We have more summits on Wednesday, May 15 and a few more are trying to get on top of Everest on Thursday morning as well. Overall it was good day with low winds but cold temps. But this window is closing on the 16th and the next doesn’t look great.
Update: Climbers on #everest2019 making good progress this Thursday morning. As of 2:15 am local, most are around 8400 meters /27,500-feet between the Balcony and South Summit. This is when the mind game become important. Weather good.
Big Picture – A Bit of a Wait for Tough Climbing Conditions
I reached out to yet another world-class weather forecaster for his views on these windows. Marc De Keyser is well known throughout the climbing world for being one of the most accurate forecasters not only for mountains but also for the Antarctic. This is his view for Everest over the next week or so:
it has sure been an interesting season, weatherwise. And actually it still is. In my forecast this morning i highlited the presence of the subtropical jet stream (SJT), meandering from East China via central Nepal, NW India across the Indian Ocean towards North Africa. This feature dominates the weather conditions over the Himalayas for this period, probably till the 23rd or 24th of May.
+++++
**Stated task A**
In the Everest update, where were most climbers as of 2:15 am local time on Thursday?
The records have no connection to the Everest update.

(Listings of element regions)
+++++
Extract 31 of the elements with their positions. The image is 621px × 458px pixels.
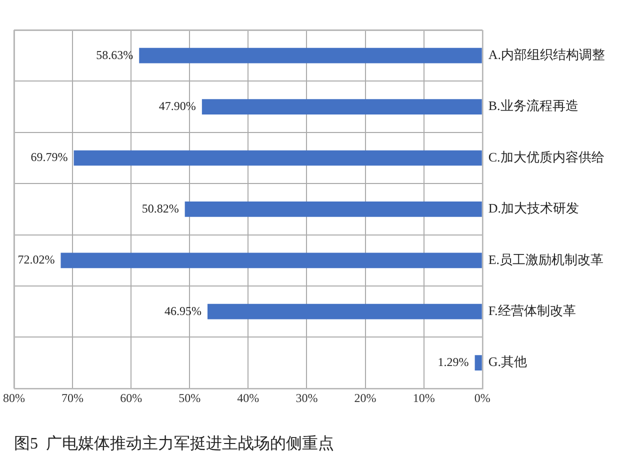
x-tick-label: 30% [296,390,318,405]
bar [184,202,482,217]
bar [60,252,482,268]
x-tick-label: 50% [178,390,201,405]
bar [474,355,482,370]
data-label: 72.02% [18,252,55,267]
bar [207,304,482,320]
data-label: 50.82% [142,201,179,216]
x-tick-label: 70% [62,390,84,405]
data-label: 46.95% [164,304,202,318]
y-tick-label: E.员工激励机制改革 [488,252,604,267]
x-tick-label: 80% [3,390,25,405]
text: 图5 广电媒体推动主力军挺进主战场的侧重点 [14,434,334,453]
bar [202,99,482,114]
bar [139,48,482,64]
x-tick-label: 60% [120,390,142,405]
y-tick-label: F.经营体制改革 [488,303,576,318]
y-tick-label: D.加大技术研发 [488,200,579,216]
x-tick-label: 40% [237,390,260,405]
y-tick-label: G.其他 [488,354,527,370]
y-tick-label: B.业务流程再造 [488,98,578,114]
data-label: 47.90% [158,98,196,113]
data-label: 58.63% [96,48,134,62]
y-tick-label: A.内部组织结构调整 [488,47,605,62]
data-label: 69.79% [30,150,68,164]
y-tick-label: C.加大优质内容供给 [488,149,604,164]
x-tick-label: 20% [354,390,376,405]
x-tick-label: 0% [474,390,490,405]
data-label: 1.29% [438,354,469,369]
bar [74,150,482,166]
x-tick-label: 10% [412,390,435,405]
+++++
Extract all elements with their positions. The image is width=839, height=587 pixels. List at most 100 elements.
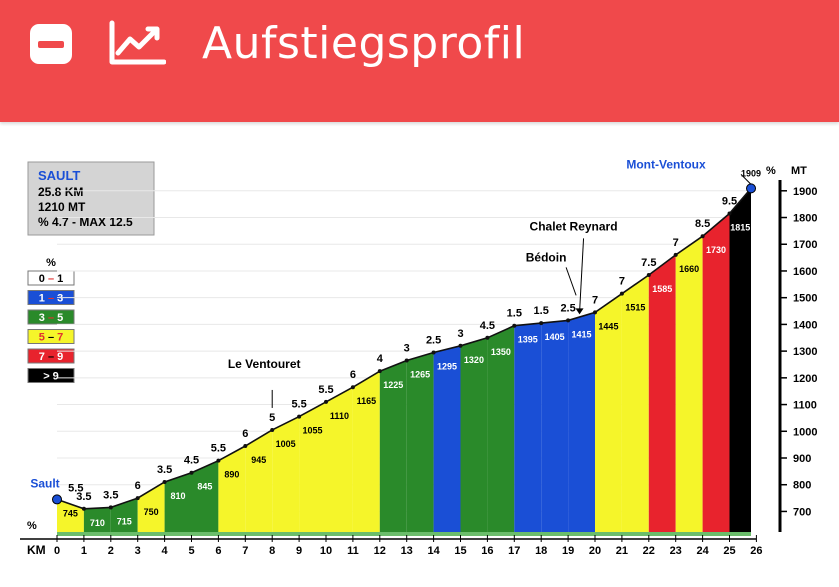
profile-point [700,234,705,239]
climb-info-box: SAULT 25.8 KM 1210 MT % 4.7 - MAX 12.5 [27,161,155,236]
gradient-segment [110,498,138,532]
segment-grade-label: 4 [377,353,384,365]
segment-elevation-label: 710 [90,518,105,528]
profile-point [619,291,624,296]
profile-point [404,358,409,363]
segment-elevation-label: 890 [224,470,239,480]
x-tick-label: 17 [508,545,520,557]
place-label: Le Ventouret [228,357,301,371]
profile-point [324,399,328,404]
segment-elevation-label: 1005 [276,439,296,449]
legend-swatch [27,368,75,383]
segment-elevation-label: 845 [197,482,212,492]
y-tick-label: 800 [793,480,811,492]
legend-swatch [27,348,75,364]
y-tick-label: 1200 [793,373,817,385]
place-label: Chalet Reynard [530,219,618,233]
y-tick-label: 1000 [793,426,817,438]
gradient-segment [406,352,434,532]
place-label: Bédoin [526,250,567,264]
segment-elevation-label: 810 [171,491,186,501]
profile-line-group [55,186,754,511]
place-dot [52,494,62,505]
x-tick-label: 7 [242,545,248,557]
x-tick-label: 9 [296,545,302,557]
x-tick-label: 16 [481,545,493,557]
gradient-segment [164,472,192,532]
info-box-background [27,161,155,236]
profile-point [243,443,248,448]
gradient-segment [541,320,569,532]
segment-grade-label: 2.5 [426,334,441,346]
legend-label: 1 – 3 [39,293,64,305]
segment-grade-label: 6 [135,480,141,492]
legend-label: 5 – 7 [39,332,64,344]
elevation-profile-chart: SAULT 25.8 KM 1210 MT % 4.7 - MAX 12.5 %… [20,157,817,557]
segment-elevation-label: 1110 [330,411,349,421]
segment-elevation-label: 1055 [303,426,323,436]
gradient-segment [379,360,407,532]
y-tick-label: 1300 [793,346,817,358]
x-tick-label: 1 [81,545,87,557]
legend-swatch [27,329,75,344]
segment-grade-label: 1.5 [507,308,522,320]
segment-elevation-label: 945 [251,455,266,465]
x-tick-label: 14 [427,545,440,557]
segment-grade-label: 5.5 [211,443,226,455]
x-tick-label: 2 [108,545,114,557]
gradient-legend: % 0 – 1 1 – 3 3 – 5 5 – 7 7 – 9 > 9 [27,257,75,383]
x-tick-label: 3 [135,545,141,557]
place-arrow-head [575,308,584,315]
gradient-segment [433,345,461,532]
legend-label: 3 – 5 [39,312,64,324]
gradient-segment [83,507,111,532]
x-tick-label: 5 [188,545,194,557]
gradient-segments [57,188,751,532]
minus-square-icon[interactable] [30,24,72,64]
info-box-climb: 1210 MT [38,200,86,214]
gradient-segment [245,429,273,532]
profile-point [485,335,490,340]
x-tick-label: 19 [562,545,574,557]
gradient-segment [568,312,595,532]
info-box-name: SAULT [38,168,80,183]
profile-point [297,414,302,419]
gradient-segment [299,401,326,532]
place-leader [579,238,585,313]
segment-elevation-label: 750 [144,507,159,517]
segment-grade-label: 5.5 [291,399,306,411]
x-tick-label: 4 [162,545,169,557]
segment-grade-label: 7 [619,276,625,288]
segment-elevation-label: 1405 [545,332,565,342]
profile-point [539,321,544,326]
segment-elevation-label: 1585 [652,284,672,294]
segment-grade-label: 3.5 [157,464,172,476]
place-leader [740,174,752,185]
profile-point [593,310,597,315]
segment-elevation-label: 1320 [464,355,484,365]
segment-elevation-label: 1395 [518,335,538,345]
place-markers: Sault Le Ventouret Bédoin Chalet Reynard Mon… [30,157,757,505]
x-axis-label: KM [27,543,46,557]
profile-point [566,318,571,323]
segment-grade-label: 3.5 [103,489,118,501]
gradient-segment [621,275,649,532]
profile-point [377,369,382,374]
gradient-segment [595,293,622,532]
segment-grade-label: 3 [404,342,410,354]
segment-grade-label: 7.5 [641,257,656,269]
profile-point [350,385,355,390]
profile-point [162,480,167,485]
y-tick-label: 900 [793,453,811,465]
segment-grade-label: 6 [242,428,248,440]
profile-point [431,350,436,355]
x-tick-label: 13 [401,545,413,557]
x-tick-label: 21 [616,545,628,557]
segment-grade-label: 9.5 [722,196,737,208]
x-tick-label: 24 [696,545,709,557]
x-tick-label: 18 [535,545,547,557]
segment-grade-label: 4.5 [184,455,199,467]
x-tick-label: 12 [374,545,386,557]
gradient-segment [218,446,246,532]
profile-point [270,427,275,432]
+++++
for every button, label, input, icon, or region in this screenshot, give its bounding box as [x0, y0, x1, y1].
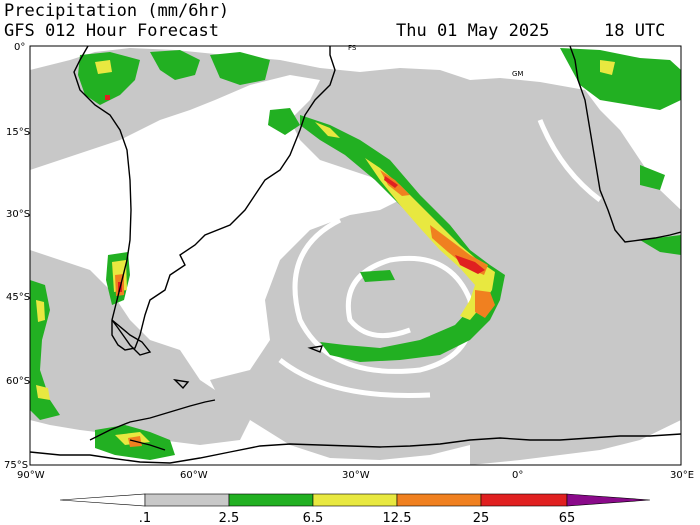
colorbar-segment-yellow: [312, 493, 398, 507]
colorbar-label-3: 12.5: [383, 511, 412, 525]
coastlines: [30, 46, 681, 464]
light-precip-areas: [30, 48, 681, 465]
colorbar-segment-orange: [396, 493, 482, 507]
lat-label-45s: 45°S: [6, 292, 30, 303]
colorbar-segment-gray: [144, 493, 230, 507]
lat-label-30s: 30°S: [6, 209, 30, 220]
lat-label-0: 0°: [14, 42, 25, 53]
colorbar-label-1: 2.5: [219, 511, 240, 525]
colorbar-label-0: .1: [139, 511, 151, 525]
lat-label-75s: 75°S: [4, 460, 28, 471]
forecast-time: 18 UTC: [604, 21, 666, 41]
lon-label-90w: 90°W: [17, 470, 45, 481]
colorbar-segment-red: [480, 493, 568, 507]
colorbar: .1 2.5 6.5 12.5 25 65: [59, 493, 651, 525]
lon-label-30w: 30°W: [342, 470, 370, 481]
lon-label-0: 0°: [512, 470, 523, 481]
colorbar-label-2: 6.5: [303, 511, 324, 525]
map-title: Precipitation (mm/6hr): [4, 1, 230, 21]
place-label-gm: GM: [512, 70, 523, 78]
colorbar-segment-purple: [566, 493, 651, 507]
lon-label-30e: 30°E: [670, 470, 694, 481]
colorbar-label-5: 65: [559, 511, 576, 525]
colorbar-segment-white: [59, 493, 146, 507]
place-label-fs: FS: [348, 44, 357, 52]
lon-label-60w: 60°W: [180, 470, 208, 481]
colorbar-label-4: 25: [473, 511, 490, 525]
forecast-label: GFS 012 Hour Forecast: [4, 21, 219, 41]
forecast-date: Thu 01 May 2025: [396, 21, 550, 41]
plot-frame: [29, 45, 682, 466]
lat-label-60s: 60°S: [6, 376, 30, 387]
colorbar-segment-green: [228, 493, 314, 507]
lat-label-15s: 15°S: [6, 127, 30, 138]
+++++
**Stated task B**
Output the stretch of the records from the line containing "for every button, label, input, icon, or" through the line containing "lat-label-15s: 15°S: [6, 127, 30, 138]" as a Markdown table with columns n and Line, skipping blank lines and leaving out the pictures.

**Written solution A**
Around 8400 meters / 27,500 feet, between the Balcony and the South Summit.

**Written solution B**
| n | Line |
|---|---|
| 1 | for every button, label, input, icon, or region in this screenshot, give its bounding box as [x0, y0, x1, y1]. |
| 2 | colorbar-segment-yellow: [312, 493, 398, 507] |
| 3 | colorbar-label-3: 12.5: [383, 511, 412, 525] |
| 4 | coastlines: [30, 46, 681, 464] |
| 5 | light-precip-areas: [30, 48, 681, 465] |
| 6 | colorbar-segment-orange: [396, 493, 482, 507] |
| 7 | lat-label-45s: 45°S: [6, 292, 30, 303] |
| 8 | colorbar-segment-gray: [144, 493, 230, 507] |
| 9 | lat-label-30s: 30°S: [6, 209, 30, 220] |
| 10 | lat-label-0: 0°: [14, 42, 25, 53] |
| 11 | colorbar-label-1: 2.5: [219, 511, 240, 525] |
| 12 | colorbar-label-0: .1: [139, 511, 151, 525] |
| 13 | lat-label-75s: 75°S: [4, 460, 28, 471] |
| 14 | forecast-time: 18 UTC: [604, 21, 666, 41] |
| 15 | lon-label-90w: 90°W: [17, 470, 45, 481] |
| 16 | colorbar-segment-red: [480, 493, 568, 507] |
| 17 | colorbar: .1 2.5 6.5 12.5 25 65: [59, 493, 651, 525] |
| 18 | lon-label-30w: 30°W: [342, 470, 370, 481] |
| 19 | lon-label-0: 0°: [512, 470, 523, 481] |
| 20 | colorbar-label-2: 6.5: [303, 511, 324, 525] |
| 21 | map-title: Precipitation (mm/6hr): [4, 1, 230, 21] |
| 22 | place-label-gm: GM: [512, 70, 523, 78] |
| 23 | colorbar-segment-purple: [566, 493, 651, 507] |
| 24 | lon-label-30e: 30°E: [670, 470, 694, 481] |
| 25 | colorbar-label-5: 65: [559, 511, 576, 525] |
| 26 | colorbar-segment-white: [59, 493, 146, 507] |
| 27 | place-label-fs: FS: [348, 44, 357, 52] |
| 28 | lon-label-60w: 60°W: [180, 470, 208, 481] |
| 29 | colorbar-label-4: 25: [473, 511, 490, 525] |
| 30 | forecast-label: GFS 012 Hour Forecast: [4, 21, 219, 41] |
| 31 | forecast-date: Thu 01 May 2025: [396, 21, 550, 41] |
| 32 | plot-frame: [29, 45, 682, 466] |
| 33 | lat-label-60s: 60°S: [6, 376, 30, 387] |
| 34 | colorbar-segment-green: [228, 493, 314, 507] |
| 35 | lat-label-15s: 15°S: [6, 127, 30, 138] |